Goal of the exercise
Below are some records. Pull every line that contains the word "name".

--- Begin Data for this exercise ---

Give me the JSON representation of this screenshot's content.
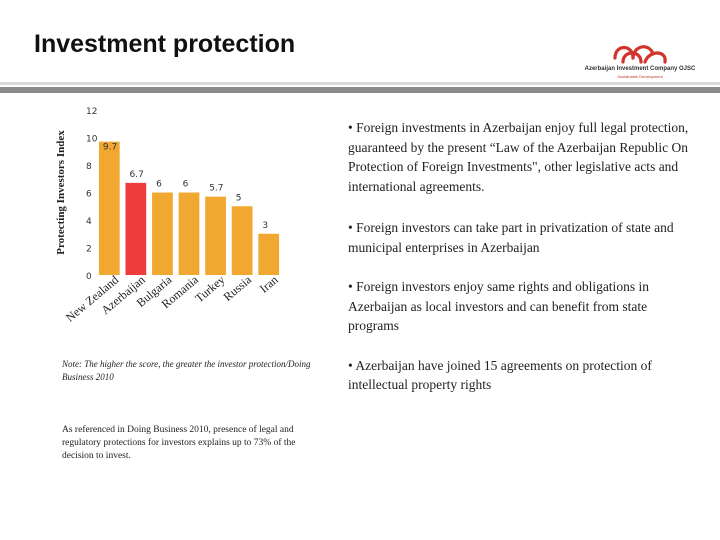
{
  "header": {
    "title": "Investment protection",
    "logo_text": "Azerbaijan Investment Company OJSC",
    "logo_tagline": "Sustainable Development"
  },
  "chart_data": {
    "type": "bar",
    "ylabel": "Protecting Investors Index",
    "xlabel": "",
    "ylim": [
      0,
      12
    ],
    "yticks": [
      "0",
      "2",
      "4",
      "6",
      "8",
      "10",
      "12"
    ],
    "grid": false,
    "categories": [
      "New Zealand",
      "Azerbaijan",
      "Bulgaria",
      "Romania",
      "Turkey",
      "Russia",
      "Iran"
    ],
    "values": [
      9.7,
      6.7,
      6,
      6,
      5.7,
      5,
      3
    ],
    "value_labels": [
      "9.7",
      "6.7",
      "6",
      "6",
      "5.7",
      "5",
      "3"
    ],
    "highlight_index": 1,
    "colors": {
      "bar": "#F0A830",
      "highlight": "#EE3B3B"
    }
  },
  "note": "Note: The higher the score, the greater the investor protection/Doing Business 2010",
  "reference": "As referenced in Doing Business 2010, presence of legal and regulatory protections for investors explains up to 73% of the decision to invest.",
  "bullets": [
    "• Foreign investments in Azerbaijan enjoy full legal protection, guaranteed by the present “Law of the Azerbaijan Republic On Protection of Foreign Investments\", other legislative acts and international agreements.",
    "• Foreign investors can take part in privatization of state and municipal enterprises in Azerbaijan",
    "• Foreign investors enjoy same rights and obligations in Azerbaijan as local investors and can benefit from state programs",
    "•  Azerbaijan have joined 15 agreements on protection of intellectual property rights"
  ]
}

--- End Data for this exercise ---
--- Begin Data for this exercise ---

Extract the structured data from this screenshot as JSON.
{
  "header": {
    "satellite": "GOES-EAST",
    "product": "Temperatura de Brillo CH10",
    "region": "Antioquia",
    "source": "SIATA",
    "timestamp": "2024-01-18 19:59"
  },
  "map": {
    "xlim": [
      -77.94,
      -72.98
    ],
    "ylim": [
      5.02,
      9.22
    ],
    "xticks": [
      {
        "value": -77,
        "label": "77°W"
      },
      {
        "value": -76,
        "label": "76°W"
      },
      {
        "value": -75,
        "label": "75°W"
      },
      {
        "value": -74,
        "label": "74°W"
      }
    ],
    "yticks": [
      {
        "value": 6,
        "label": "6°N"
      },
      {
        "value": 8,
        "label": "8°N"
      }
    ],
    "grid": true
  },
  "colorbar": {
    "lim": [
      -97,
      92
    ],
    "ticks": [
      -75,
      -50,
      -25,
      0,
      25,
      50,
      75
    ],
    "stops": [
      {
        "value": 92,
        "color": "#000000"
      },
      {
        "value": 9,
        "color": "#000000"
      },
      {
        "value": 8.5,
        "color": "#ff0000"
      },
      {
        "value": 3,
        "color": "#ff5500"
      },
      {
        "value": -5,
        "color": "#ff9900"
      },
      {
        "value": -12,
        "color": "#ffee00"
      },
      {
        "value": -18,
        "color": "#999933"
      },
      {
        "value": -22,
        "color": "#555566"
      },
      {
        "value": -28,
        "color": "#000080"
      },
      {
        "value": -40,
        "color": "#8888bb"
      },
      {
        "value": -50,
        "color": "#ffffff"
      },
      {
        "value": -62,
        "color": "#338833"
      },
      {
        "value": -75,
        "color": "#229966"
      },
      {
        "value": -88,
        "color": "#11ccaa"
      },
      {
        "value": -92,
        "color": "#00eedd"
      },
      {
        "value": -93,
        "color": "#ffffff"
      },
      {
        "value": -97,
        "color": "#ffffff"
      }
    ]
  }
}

--- End Data for this exercise ---
--- Begin Data for this exercise ---

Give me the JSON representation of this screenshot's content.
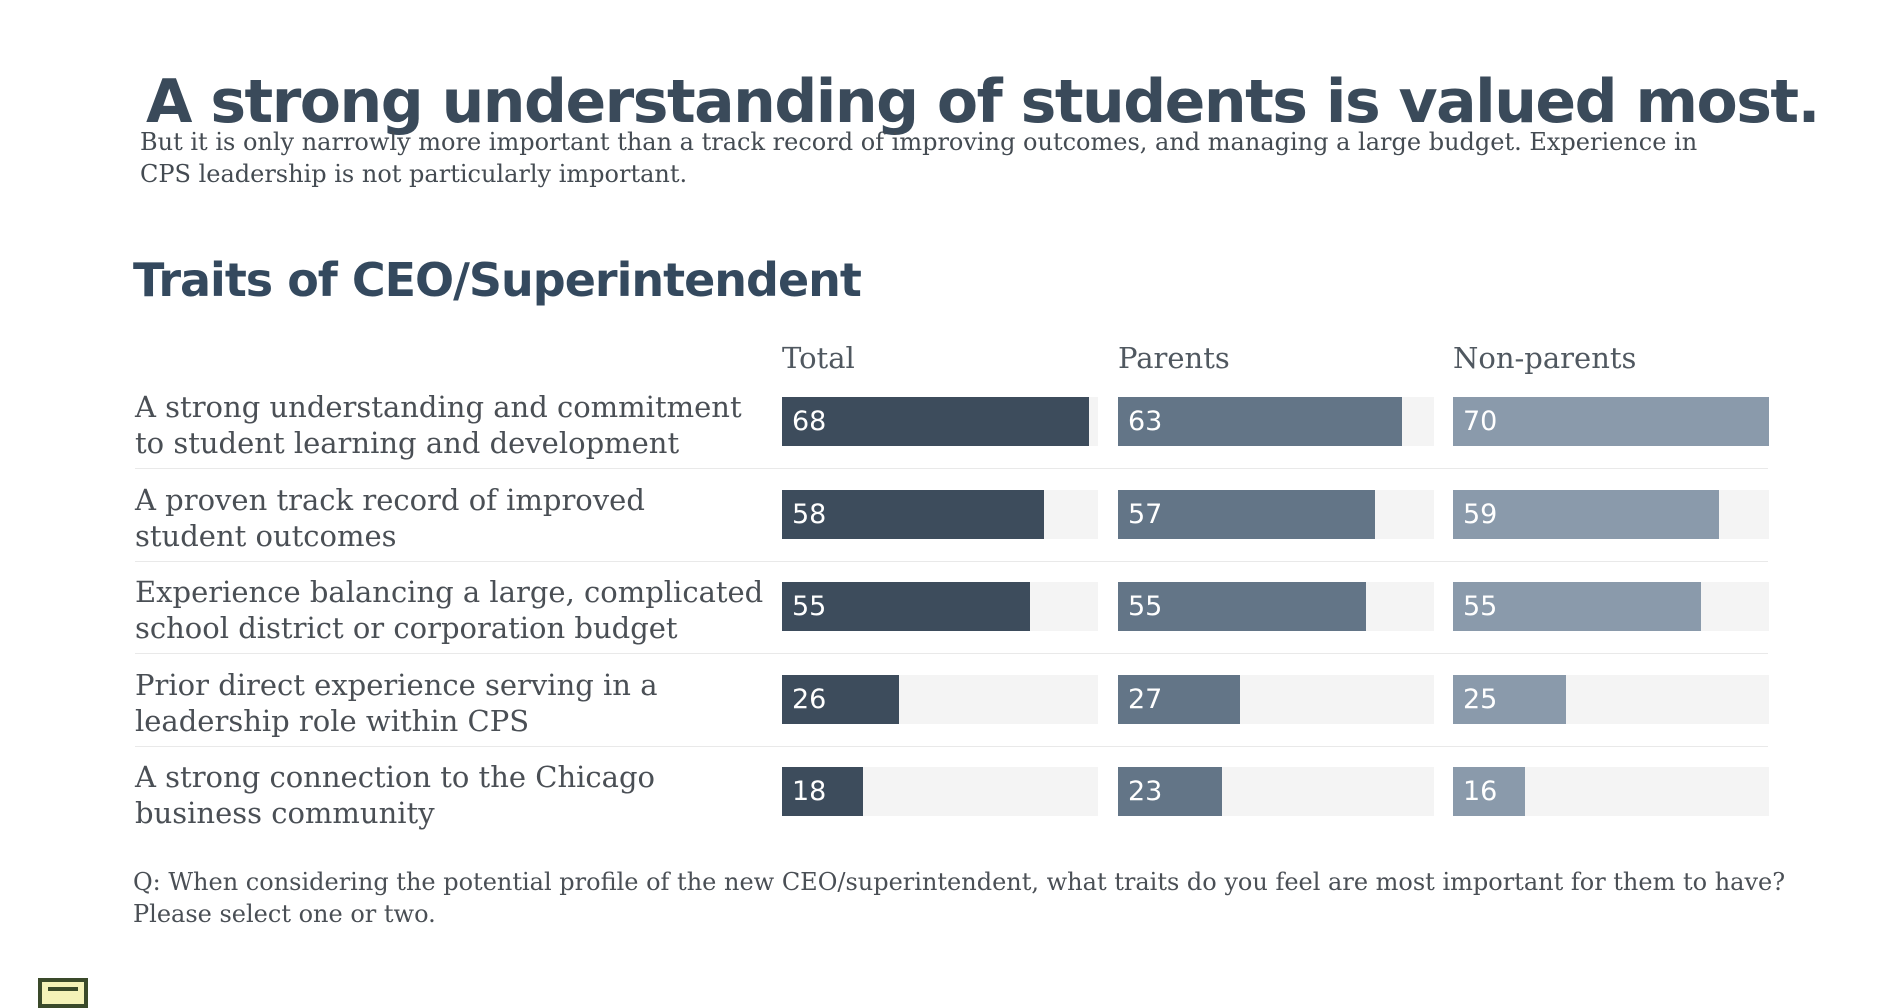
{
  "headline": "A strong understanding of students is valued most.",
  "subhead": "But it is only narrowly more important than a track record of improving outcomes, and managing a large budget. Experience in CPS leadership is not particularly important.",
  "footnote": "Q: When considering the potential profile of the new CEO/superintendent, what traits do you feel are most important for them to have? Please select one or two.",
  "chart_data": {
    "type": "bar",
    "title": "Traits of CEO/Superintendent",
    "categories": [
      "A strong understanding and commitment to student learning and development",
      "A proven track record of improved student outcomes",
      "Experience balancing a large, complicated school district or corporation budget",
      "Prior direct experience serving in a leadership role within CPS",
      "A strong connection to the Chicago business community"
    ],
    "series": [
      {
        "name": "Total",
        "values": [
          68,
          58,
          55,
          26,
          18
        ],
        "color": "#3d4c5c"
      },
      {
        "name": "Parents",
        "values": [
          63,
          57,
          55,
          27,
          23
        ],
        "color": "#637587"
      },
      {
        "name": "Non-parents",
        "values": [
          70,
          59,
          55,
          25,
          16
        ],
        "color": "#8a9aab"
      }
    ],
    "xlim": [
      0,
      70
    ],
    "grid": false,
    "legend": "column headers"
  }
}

--- End Data for this exercise ---

Task answer
        "name": "Total",
        "name": "Parents",
        "name": "Non-parents",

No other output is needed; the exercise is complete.